PROBLEM
Set down the material below in full, matching it exactly.

DATA SHOWN
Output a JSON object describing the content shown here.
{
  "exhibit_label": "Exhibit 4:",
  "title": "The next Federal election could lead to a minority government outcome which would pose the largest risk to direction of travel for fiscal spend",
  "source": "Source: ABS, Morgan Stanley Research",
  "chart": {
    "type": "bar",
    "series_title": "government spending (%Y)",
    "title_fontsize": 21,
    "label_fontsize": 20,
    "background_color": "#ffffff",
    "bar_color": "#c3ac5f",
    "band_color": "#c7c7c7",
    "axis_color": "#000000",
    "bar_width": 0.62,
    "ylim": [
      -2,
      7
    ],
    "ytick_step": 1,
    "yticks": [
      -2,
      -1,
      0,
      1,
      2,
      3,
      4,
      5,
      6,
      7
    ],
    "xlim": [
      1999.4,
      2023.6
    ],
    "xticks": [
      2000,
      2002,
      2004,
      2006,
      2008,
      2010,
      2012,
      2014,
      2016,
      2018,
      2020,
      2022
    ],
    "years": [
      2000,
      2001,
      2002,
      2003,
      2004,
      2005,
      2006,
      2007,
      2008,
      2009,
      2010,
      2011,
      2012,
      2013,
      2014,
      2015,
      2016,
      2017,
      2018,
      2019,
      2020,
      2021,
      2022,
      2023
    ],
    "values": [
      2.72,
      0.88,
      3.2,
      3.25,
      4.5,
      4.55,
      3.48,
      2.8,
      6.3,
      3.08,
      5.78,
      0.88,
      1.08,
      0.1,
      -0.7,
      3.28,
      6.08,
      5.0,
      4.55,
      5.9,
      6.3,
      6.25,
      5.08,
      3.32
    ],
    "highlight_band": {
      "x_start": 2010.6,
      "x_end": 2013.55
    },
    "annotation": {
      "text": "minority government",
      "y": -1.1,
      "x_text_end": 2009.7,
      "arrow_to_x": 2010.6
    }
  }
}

EXERCISE SOLUTION
Output a JSON object describing the content shown here.
{
  "exhibit_label": "Exhibit 4:",
  "title": "The next Federal election could lead to a minority government outcome which would pose the largest risk to direction of travel for fiscal spend",
  "source": "Source: ABS, Morgan Stanley Research",
  "chart": {
    "type": "bar",
    "series_title": "government spending (%Y)",
    "title_fontsize": 21,
    "label_fontsize": 20,
    "background_color": "#ffffff",
    "bar_color": "#c3ac5f",
    "band_color": "#c7c7c7",
    "axis_color": "#000000",
    "bar_width": 0.62,
    "ylim": [
      -2,
      7
    ],
    "ytick_step": 1,
    "yticks": [
      -2,
      -1,
      0,
      1,
      2,
      3,
      4,
      5,
      6,
      7
    ],
    "xlim": [
      1999.4,
      2023.6
    ],
    "xticks": [
      2000,
      2002,
      2004,
      2006,
      2008,
      2010,
      2012,
      2014,
      2016,
      2018,
      2020,
      2022
    ],
    "years": [
      2000,
      2001,
      2002,
      2003,
      2004,
      2005,
      2006,
      2007,
      2008,
      2009,
      2010,
      2011,
      2012,
      2013,
      2014,
      2015,
      2016,
      2017,
      2018,
      2019,
      2020,
      2021,
      2022,
      2023
    ],
    "values": [
      2.72,
      0.88,
      3.2,
      3.25,
      4.5,
      4.55,
      3.48,
      2.8,
      6.3,
      3.08,
      5.78,
      0.88,
      1.08,
      0.1,
      -0.7,
      3.28,
      6.08,
      5.0,
      4.55,
      5.9,
      6.3,
      6.25,
      5.08,
      3.32
    ],
    "highlight_band": {
      "x_start": 2010.6,
      "x_end": 2013.55
    },
    "annotation": {
      "text": "minority government",
      "y": -1.1,
      "x_text_end": 2009.7,
      "arrow_to_x": 2010.6
    }
  }
}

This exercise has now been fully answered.